» **Set task**
Format each line of the data below as one string in a JSON list, skipping blank lines and leaving out the pictures.

--- Start of Stored records ---

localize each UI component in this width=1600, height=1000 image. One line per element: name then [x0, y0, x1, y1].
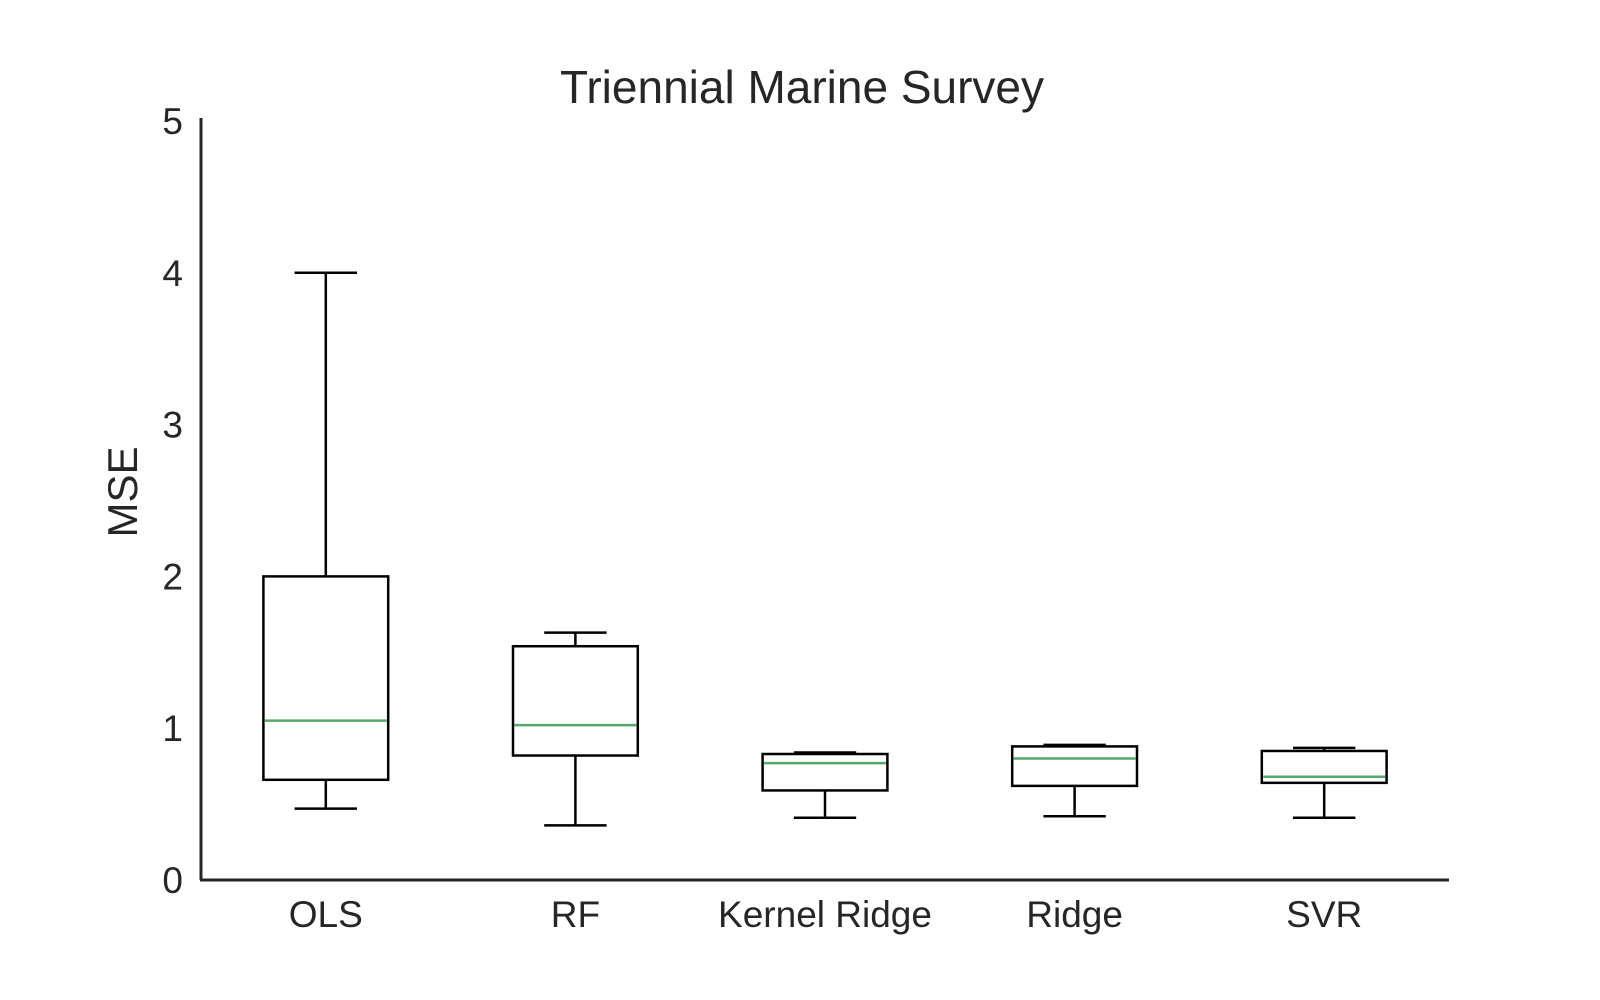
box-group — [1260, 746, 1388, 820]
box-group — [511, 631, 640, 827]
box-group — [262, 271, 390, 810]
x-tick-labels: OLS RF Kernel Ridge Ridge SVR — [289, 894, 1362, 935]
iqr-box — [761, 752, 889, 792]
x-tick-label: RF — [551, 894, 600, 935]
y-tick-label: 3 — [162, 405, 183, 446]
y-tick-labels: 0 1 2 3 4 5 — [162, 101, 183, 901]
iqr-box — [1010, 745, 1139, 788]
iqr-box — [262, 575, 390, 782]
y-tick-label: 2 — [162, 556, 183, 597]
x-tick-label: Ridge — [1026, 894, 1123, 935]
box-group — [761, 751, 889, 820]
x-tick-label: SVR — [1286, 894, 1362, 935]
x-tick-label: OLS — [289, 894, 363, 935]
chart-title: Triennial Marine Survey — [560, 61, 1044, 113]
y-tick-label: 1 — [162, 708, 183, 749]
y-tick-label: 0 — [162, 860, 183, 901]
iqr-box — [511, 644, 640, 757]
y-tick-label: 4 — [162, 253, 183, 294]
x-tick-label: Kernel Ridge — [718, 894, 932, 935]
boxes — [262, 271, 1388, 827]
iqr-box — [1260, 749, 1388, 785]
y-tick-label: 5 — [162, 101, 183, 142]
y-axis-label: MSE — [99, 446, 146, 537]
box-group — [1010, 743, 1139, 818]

--- End of Stored records ---

» **Solution to this problem**
[
  "localize each UI component in this width=1600, height=1000 image. One line per element: name then [x0, y0, x1, y1].",
  "box-group — [1260, 746, 1388, 820]",
  "box-group — [511, 631, 640, 827]",
  "box-group — [262, 271, 390, 810]",
  "x-tick-labels: OLS RF Kernel Ridge Ridge SVR — [289, 894, 1362, 935]",
  "iqr-box — [761, 752, 889, 792]",
  "x-tick-label: RF — [551, 894, 600, 935]",
  "y-tick-label: 3 — [162, 405, 183, 446]",
  "y-tick-labels: 0 1 2 3 4 5 — [162, 101, 183, 901]",
  "iqr-box — [1010, 745, 1139, 788]",
  "iqr-box — [262, 575, 390, 782]",
  "y-tick-label: 2 — [162, 556, 183, 597]",
  "x-tick-label: Ridge — [1026, 894, 1123, 935]",
  "box-group — [761, 751, 889, 820]",
  "x-tick-label: SVR — [1286, 894, 1362, 935]",
  "x-tick-label: OLS — [289, 894, 363, 935]",
  "chart-title: Triennial Marine Survey — [560, 61, 1044, 113]",
  "y-tick-label: 1 — [162, 708, 183, 749]",
  "y-tick-label: 0 — [162, 860, 183, 901]",
  "iqr-box — [511, 644, 640, 757]",
  "y-tick-label: 4 — [162, 253, 183, 294]",
  "x-tick-label: Kernel Ridge — [718, 894, 932, 935]",
  "boxes — [262, 271, 1388, 827]",
  "iqr-box — [1260, 749, 1388, 785]",
  "y-tick-label: 5 — [162, 101, 183, 142]",
  "y-axis-label: MSE — [99, 446, 146, 537]",
  "box-group — [1010, 743, 1139, 818]"
]